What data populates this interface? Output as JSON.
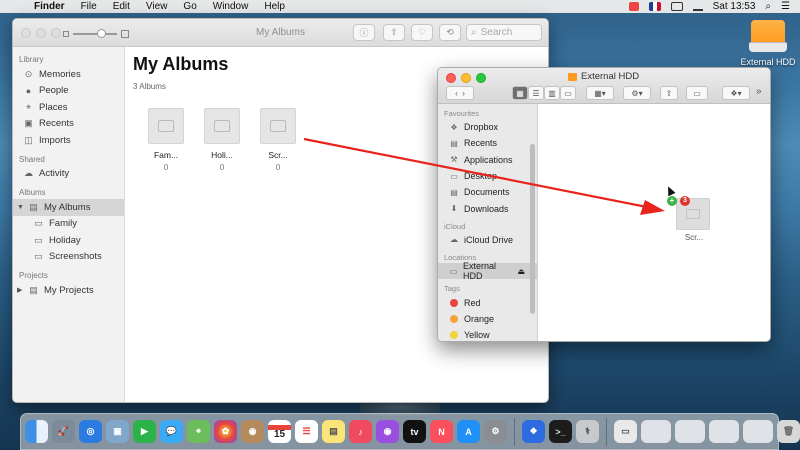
{
  "menubar": {
    "apple": "",
    "items": [
      "Finder",
      "File",
      "Edit",
      "View",
      "Go",
      "Window",
      "Help"
    ],
    "clock": "Sat 13:53"
  },
  "desktop": {
    "drive_label": "External HDD"
  },
  "photos": {
    "title": "My Albums",
    "search_placeholder": "Search",
    "sidebar": {
      "library_header": "Library",
      "library": [
        "Memories",
        "People",
        "Places",
        "Recents",
        "Imports"
      ],
      "shared_header": "Shared",
      "shared": [
        "Activity"
      ],
      "albums_header": "Albums",
      "my_albums": "My Albums",
      "album_items": [
        "Family",
        "Holiday",
        "Screenshots"
      ],
      "projects_header": "Projects",
      "my_projects": "My Projects"
    },
    "main": {
      "heading": "My Albums",
      "count": "3 Albums",
      "albums": [
        {
          "name": "Fam...",
          "count": "0"
        },
        {
          "name": "Holi...",
          "count": "0"
        },
        {
          "name": "Scr...",
          "count": "0"
        }
      ]
    }
  },
  "finder": {
    "title": "External HDD",
    "favourites_header": "Favourites",
    "favourites": [
      "Dropbox",
      "Recents",
      "Applications",
      "Desktop",
      "Documents",
      "Downloads"
    ],
    "icloud_header": "iCloud",
    "icloud": [
      "iCloud Drive"
    ],
    "locations_header": "Locations",
    "location": "External HDD",
    "tags_header": "Tags",
    "tags": [
      {
        "name": "Red",
        "color": "#e9453d"
      },
      {
        "name": "Orange",
        "color": "#f5a23a"
      },
      {
        "name": "Yellow",
        "color": "#f2d33b"
      }
    ]
  },
  "drag": {
    "label": "Scr...",
    "count_badge": "3",
    "arrow_color": "#e8231c"
  },
  "dock": {
    "apps": [
      "finder",
      "launchpad",
      "safari",
      "preview",
      "facetime",
      "messages",
      "maps",
      "photos",
      "contacts",
      "calendar",
      "reminders",
      "notes",
      "music",
      "podcasts",
      "tv",
      "news",
      "app-store",
      "system-preferences",
      "dropbox",
      "terminal",
      "disk-utility"
    ],
    "calendar_day": "15"
  }
}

# INSTRUCTION
Reproduce the records verbatim, omitting all images they contain.

# WRITTEN RESPONSE
What data populates this interface? Output as JSON.
{
  "menubar": {
    "apple": "",
    "items": [
      "Finder",
      "File",
      "Edit",
      "View",
      "Go",
      "Window",
      "Help"
    ],
    "clock": "Sat 13:53"
  },
  "desktop": {
    "drive_label": "External HDD"
  },
  "photos": {
    "title": "My Albums",
    "search_placeholder": "Search",
    "sidebar": {
      "library_header": "Library",
      "library": [
        "Memories",
        "People",
        "Places",
        "Recents",
        "Imports"
      ],
      "shared_header": "Shared",
      "shared": [
        "Activity"
      ],
      "albums_header": "Albums",
      "my_albums": "My Albums",
      "album_items": [
        "Family",
        "Holiday",
        "Screenshots"
      ],
      "projects_header": "Projects",
      "my_projects": "My Projects"
    },
    "main": {
      "heading": "My Albums",
      "count": "3 Albums",
      "albums": [
        {
          "name": "Fam...",
          "count": "0"
        },
        {
          "name": "Holi...",
          "count": "0"
        },
        {
          "name": "Scr...",
          "count": "0"
        }
      ]
    }
  },
  "finder": {
    "title": "External HDD",
    "favourites_header": "Favourites",
    "favourites": [
      "Dropbox",
      "Recents",
      "Applications",
      "Desktop",
      "Documents",
      "Downloads"
    ],
    "icloud_header": "iCloud",
    "icloud": [
      "iCloud Drive"
    ],
    "locations_header": "Locations",
    "location": "External HDD",
    "tags_header": "Tags",
    "tags": [
      {
        "name": "Red",
        "color": "#e9453d"
      },
      {
        "name": "Orange",
        "color": "#f5a23a"
      },
      {
        "name": "Yellow",
        "color": "#f2d33b"
      }
    ]
  },
  "drag": {
    "label": "Scr...",
    "count_badge": "3",
    "arrow_color": "#e8231c"
  },
  "dock": {
    "apps": [
      "finder",
      "launchpad",
      "safari",
      "preview",
      "facetime",
      "messages",
      "maps",
      "photos",
      "contacts",
      "calendar",
      "reminders",
      "notes",
      "music",
      "podcasts",
      "tv",
      "news",
      "app-store",
      "system-preferences",
      "dropbox",
      "terminal",
      "disk-utility"
    ],
    "calendar_day": "15"
  }
}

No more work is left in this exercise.